● Task goal
Leave every picture out and write out the records below exactly.
------------------------------------
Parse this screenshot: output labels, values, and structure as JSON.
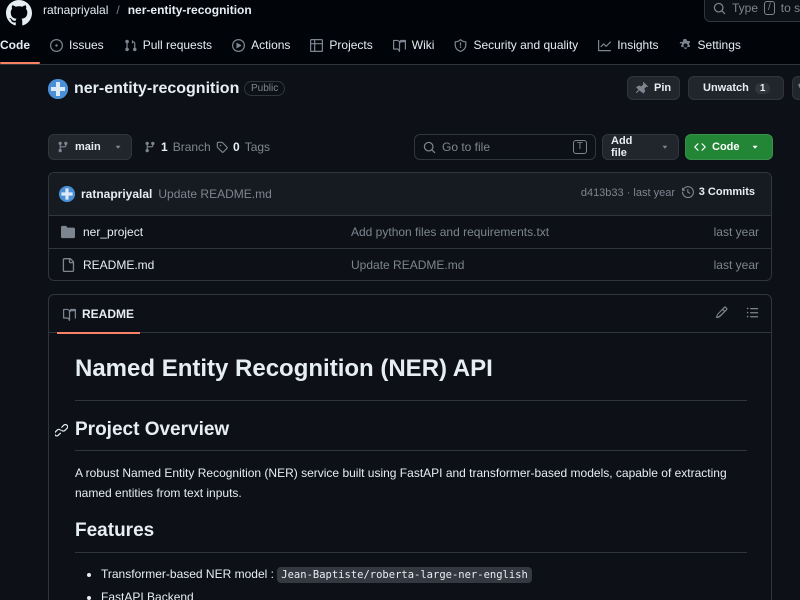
{
  "header": {
    "owner": "ratnapriyalal",
    "separator": "/",
    "repo": "ner-entity-recognition",
    "search_label": "Type",
    "search_key": "/",
    "search_suffix": "to se"
  },
  "tabs": [
    {
      "label": "Code",
      "icon": "code-icon"
    },
    {
      "label": "Issues",
      "icon": "issue-icon"
    },
    {
      "label": "Pull requests",
      "icon": "pull-request-icon"
    },
    {
      "label": "Actions",
      "icon": "play-icon"
    },
    {
      "label": "Projects",
      "icon": "table-icon"
    },
    {
      "label": "Wiki",
      "icon": "book-icon"
    },
    {
      "label": "Security and quality",
      "icon": "shield-icon"
    },
    {
      "label": "Insights",
      "icon": "graph-icon"
    },
    {
      "label": "Settings",
      "icon": "gear-icon"
    }
  ],
  "repo": {
    "name": "ner-entity-recognition",
    "visibility": "Public",
    "pin_label": "Pin",
    "watch_label": "Unwatch",
    "watch_count": "1"
  },
  "branch_bar": {
    "branch": "main",
    "branch_count": "1",
    "branch_label": "Branch",
    "tag_count": "0",
    "tag_label": "Tags",
    "goto_placeholder": "Go to file",
    "goto_key": "T",
    "add_file_label": "Add file",
    "code_label": "Code"
  },
  "commit": {
    "author": "ratnapriyalal",
    "message": "Update README.md",
    "meta": "d413b33 · last year",
    "commits_label": "3 Commits"
  },
  "files": [
    {
      "name": "ner_project",
      "type": "folder",
      "message": "Add python files and requirements.txt",
      "date": "last year"
    },
    {
      "name": "README.md",
      "type": "file",
      "message": "Update README.md",
      "date": "last year"
    }
  ],
  "readme": {
    "tab_label": "README",
    "title": "Named Entity Recognition (NER) API",
    "overview_heading": "Project Overview",
    "overview_text": "A robust Named Entity Recognition (NER) service built using FastAPI and transformer-based models, capable of extracting named entities from text inputs.",
    "features_heading": "Features",
    "features": [
      {
        "text": "Transformer-based NER model : ",
        "code": "Jean-Baptiste/roberta-large-ner-english"
      },
      {
        "text": "FastAPI Backend",
        "code": ""
      }
    ]
  },
  "colors": {
    "background": "#0d1117",
    "accent_green": "#238636",
    "active_tab": "#f78166",
    "muted": "#7d8590",
    "border": "#30363d"
  }
}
------------------------------------
● Answer to the problem
Parse this screenshot: output labels, values, and structure as JSON.
{
  "header": {
    "owner": "ratnapriyalal",
    "separator": "/",
    "repo": "ner-entity-recognition",
    "search_label": "Type",
    "search_key": "/",
    "search_suffix": "to se"
  },
  "tabs": [
    {
      "label": "Code",
      "icon": "code-icon"
    },
    {
      "label": "Issues",
      "icon": "issue-icon"
    },
    {
      "label": "Pull requests",
      "icon": "pull-request-icon"
    },
    {
      "label": "Actions",
      "icon": "play-icon"
    },
    {
      "label": "Projects",
      "icon": "table-icon"
    },
    {
      "label": "Wiki",
      "icon": "book-icon"
    },
    {
      "label": "Security and quality",
      "icon": "shield-icon"
    },
    {
      "label": "Insights",
      "icon": "graph-icon"
    },
    {
      "label": "Settings",
      "icon": "gear-icon"
    }
  ],
  "repo": {
    "name": "ner-entity-recognition",
    "visibility": "Public",
    "pin_label": "Pin",
    "watch_label": "Unwatch",
    "watch_count": "1"
  },
  "branch_bar": {
    "branch": "main",
    "branch_count": "1",
    "branch_label": "Branch",
    "tag_count": "0",
    "tag_label": "Tags",
    "goto_placeholder": "Go to file",
    "goto_key": "T",
    "add_file_label": "Add file",
    "code_label": "Code"
  },
  "commit": {
    "author": "ratnapriyalal",
    "message": "Update README.md",
    "meta": "d413b33 · last year",
    "commits_label": "3 Commits"
  },
  "files": [
    {
      "name": "ner_project",
      "type": "folder",
      "message": "Add python files and requirements.txt",
      "date": "last year"
    },
    {
      "name": "README.md",
      "type": "file",
      "message": "Update README.md",
      "date": "last year"
    }
  ],
  "readme": {
    "tab_label": "README",
    "title": "Named Entity Recognition (NER) API",
    "overview_heading": "Project Overview",
    "overview_text": "A robust Named Entity Recognition (NER) service built using FastAPI and transformer-based models, capable of extracting named entities from text inputs.",
    "features_heading": "Features",
    "features": [
      {
        "text": "Transformer-based NER model : ",
        "code": "Jean-Baptiste/roberta-large-ner-english"
      },
      {
        "text": "FastAPI Backend",
        "code": ""
      }
    ]
  },
  "colors": {
    "background": "#0d1117",
    "accent_green": "#238636",
    "active_tab": "#f78166",
    "muted": "#7d8590",
    "border": "#30363d"
  }
}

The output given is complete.